_What the task asks_
Of the lines in these entries, how many contain the string "screenshot"? Give the number and nothing else.

_Data rows_
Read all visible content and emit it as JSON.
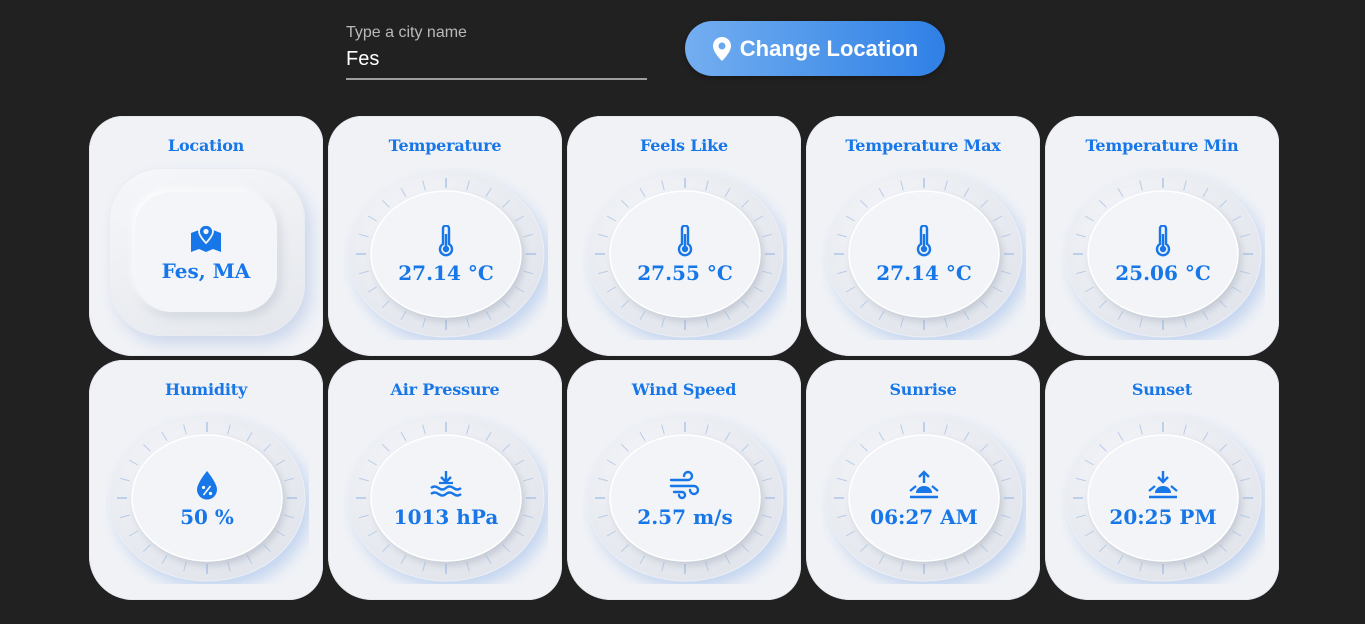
{
  "search": {
    "label": "Type a city name",
    "value": "Fes"
  },
  "change_button": {
    "label": "Change Location",
    "icon": "map-pin-icon"
  },
  "accent_color": "#1877e8",
  "cards": [
    {
      "title": "Location",
      "value": "Fes, MA",
      "icon": "map-location-icon"
    },
    {
      "title": "Temperature",
      "value": "27.14 °C",
      "icon": "thermometer-icon"
    },
    {
      "title": "Feels Like",
      "value": "27.55 °C",
      "icon": "thermometer-icon"
    },
    {
      "title": "Temperature Max",
      "value": "27.14 °C",
      "icon": "thermometer-icon"
    },
    {
      "title": "Temperature Min",
      "value": "25.06 °C",
      "icon": "thermometer-icon"
    },
    {
      "title": "Humidity",
      "value": "50 %",
      "icon": "humidity-drop-icon"
    },
    {
      "title": "Air Pressure",
      "value": "1013 hPa",
      "icon": "water-pressure-icon"
    },
    {
      "title": "Wind Speed",
      "value": "2.57 m/s",
      "icon": "wind-icon"
    },
    {
      "title": "Sunrise",
      "value": "06:27 AM",
      "icon": "sunrise-icon"
    },
    {
      "title": "Sunset",
      "value": "20:25 PM",
      "icon": "sunset-icon"
    }
  ]
}
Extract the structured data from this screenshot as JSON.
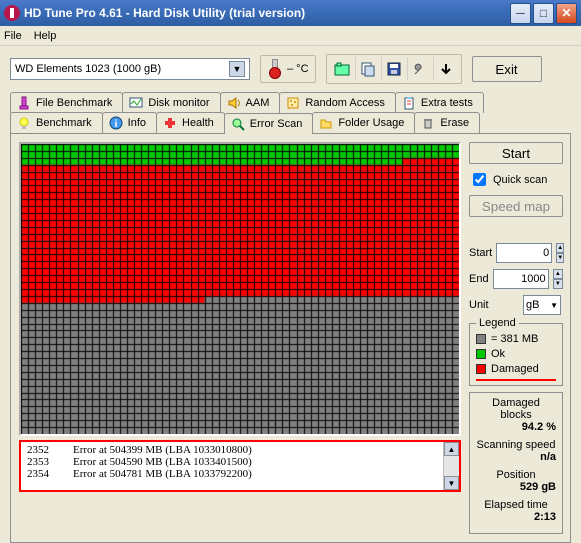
{
  "window": {
    "title": "HD Tune Pro 4.61 - Hard Disk Utility (trial version)"
  },
  "menu": {
    "file": "File",
    "help": "Help"
  },
  "toolbar": {
    "drive": "WD    Elements 1023   (1000 gB)",
    "temp": "– °C",
    "exit": "Exit"
  },
  "tabs": {
    "file_benchmark": "File Benchmark",
    "disk_monitor": "Disk monitor",
    "aam": "AAM",
    "random_access": "Random Access",
    "extra_tests": "Extra tests",
    "benchmark": "Benchmark",
    "info": "Info",
    "health": "Health",
    "error_scan": "Error Scan",
    "folder_usage": "Folder Usage",
    "erase": "Erase"
  },
  "side": {
    "start": "Start",
    "quick_scan": "Quick scan",
    "speed_map": "Speed map",
    "start_lbl": "Start",
    "start_val": "0",
    "end_lbl": "End",
    "end_val": "1000",
    "unit_lbl": "Unit",
    "unit_val": "gB"
  },
  "legend": {
    "title": "Legend",
    "block": "= 381 MB",
    "ok": "Ok",
    "damaged": "Damaged"
  },
  "stats": {
    "damaged_lbl": "Damaged blocks",
    "damaged_val": "94.2 %",
    "speed_lbl": "Scanning speed",
    "speed_val": "n/a",
    "position_lbl": "Position",
    "position_val": "529 gB",
    "elapsed_lbl": "Elapsed time",
    "elapsed_val": "2:13"
  },
  "log": {
    "rows": [
      {
        "n": "2352",
        "msg": "Error at 504399 MB (LBA 1033010800)"
      },
      {
        "n": "2353",
        "msg": "Error at 504590 MB (LBA 1033401500)"
      },
      {
        "n": "2354",
        "msg": "Error at 504781 MB (LBA 1033792200)"
      }
    ]
  },
  "chart_data": {
    "type": "heatmap",
    "title": "Error Scan Block Map",
    "cols": 62,
    "rows": 42,
    "cell_states": {
      "ok": "green",
      "damaged": "red",
      "pending": "gray"
    },
    "row_state_ranges": [
      {
        "rows": [
          0,
          1
        ],
        "state": "ok"
      },
      {
        "row": 2,
        "ok_cols": [
          0,
          53
        ],
        "damaged_cols": [
          54,
          61
        ]
      },
      {
        "rows": [
          3,
          21
        ],
        "state": "damaged"
      },
      {
        "row": 22,
        "damaged_cols": [
          0,
          25
        ],
        "pending_cols": [
          26,
          61
        ]
      },
      {
        "rows": [
          23,
          41
        ],
        "state": "pending"
      }
    ],
    "legend": {
      "ok": "Ok",
      "damaged": "Damaged",
      "block_size": "381 MB"
    }
  }
}
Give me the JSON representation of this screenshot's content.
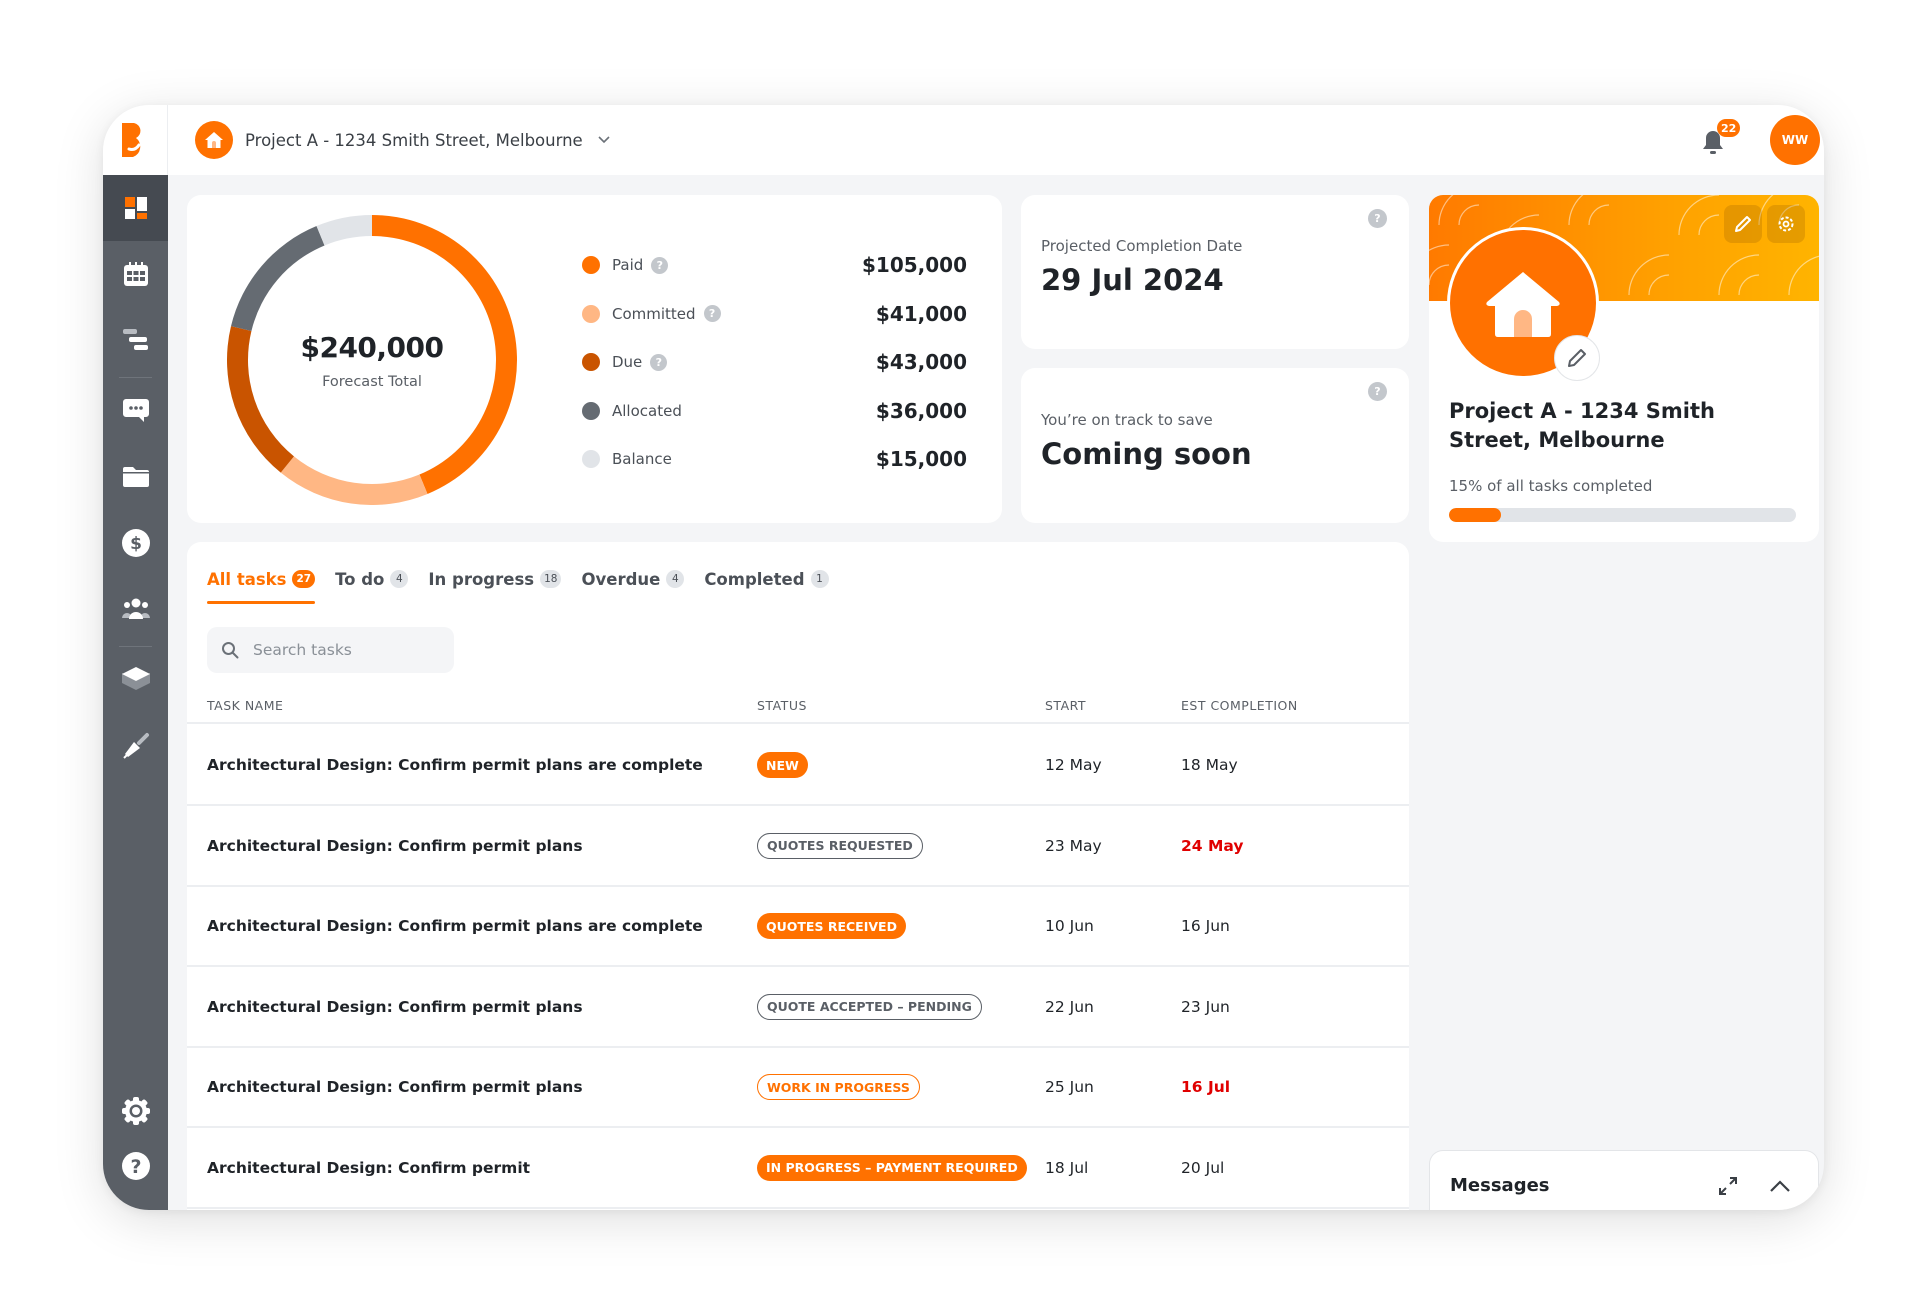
{
  "header": {
    "project_name": "Project A - 1234 Smith Street, Melbourne",
    "notifications_count": "22",
    "user_initials": "WW"
  },
  "sidebar": {
    "items": [
      {
        "name": "dashboard",
        "icon": "dashboard-icon",
        "active": true
      },
      {
        "name": "calendar",
        "icon": "calendar-icon",
        "active": false
      },
      {
        "name": "timeline",
        "icon": "gantt-icon",
        "active": false
      },
      {
        "name": "messages",
        "icon": "chat-icon",
        "active": false
      },
      {
        "name": "documents",
        "icon": "folder-icon",
        "active": false
      },
      {
        "name": "finance",
        "icon": "dollar-icon",
        "active": false
      },
      {
        "name": "team",
        "icon": "team-icon",
        "active": false
      },
      {
        "name": "layers",
        "icon": "layers-icon",
        "active": false
      },
      {
        "name": "design",
        "icon": "paintbrush-icon",
        "active": false
      }
    ],
    "bottom": [
      {
        "name": "settings",
        "icon": "gear-icon"
      },
      {
        "name": "help",
        "icon": "help-icon"
      }
    ]
  },
  "budget": {
    "total": "$240,000",
    "total_label": "Forecast Total",
    "help_glyph": "?"
  },
  "chart_data": {
    "type": "pie",
    "title": "Forecast Total",
    "total": 240000,
    "categories": [
      "Paid",
      "Committed",
      "Due",
      "Allocated",
      "Balance"
    ],
    "values": [
      105000,
      41000,
      43000,
      36000,
      15000
    ],
    "display_values": [
      "$105,000",
      "$41,000",
      "$43,000",
      "$36,000",
      "$15,000"
    ],
    "colors": [
      "#ff7100",
      "#ffb784",
      "#c95400",
      "#656b72",
      "#e1e4e8"
    ],
    "help": [
      true,
      true,
      true,
      false,
      false
    ],
    "legend": "right",
    "donut": true
  },
  "completion": {
    "label": "Projected Completion Date",
    "value": "29 Jul 2024"
  },
  "savings": {
    "label": "You’re on track to save",
    "value": "Coming soon"
  },
  "project_card": {
    "title": "Project A - 1234 Smith Street, Melbourne",
    "progress_label": "15% of all tasks completed",
    "progress_percent": 15
  },
  "tasks": {
    "tabs": [
      {
        "label": "All tasks",
        "count": "27",
        "active": true
      },
      {
        "label": "To do",
        "count": "4",
        "active": false
      },
      {
        "label": "In progress",
        "count": "18",
        "active": false
      },
      {
        "label": "Overdue",
        "count": "4",
        "active": false
      },
      {
        "label": "Completed",
        "count": "1",
        "active": false
      }
    ],
    "search_placeholder": "Search tasks",
    "columns": [
      "TASK NAME",
      "STATUS",
      "START",
      "EST COMPLETION"
    ],
    "rows": [
      {
        "name": "Architectural Design: Confirm permit plans are complete",
        "status": "NEW",
        "status_style": "solid",
        "start": "12 May",
        "end": "18 May",
        "late": false
      },
      {
        "name": "Architectural Design: Confirm permit plans",
        "status": "QUOTES REQUESTED",
        "status_style": "outline-gray",
        "start": "23 May",
        "end": "24 May",
        "late": true
      },
      {
        "name": "Architectural Design: Confirm permit plans are complete",
        "status": "QUOTES RECEIVED",
        "status_style": "solid",
        "start": "10 Jun",
        "end": "16 Jun",
        "late": false
      },
      {
        "name": "Architectural Design: Confirm permit plans",
        "status": "QUOTE ACCEPTED – PENDING",
        "status_style": "outline-gray",
        "start": "22 Jun",
        "end": "23 Jun",
        "late": false
      },
      {
        "name": "Architectural Design: Confirm permit plans",
        "status": "WORK IN PROGRESS",
        "status_style": "outline-orange",
        "start": "25 Jun",
        "end": "16 Jul",
        "late": true
      },
      {
        "name": "Architectural Design: Confirm permit",
        "status": "IN PROGRESS – PAYMENT REQUIRED",
        "status_style": "solid",
        "start": "18 Jul",
        "end": "20 Jul",
        "late": false
      }
    ]
  },
  "messages": {
    "title": "Messages"
  },
  "colors": {
    "accent": "#ff7100",
    "sidebar": "#5a5f66",
    "late": "#e00000"
  }
}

_Result below_
2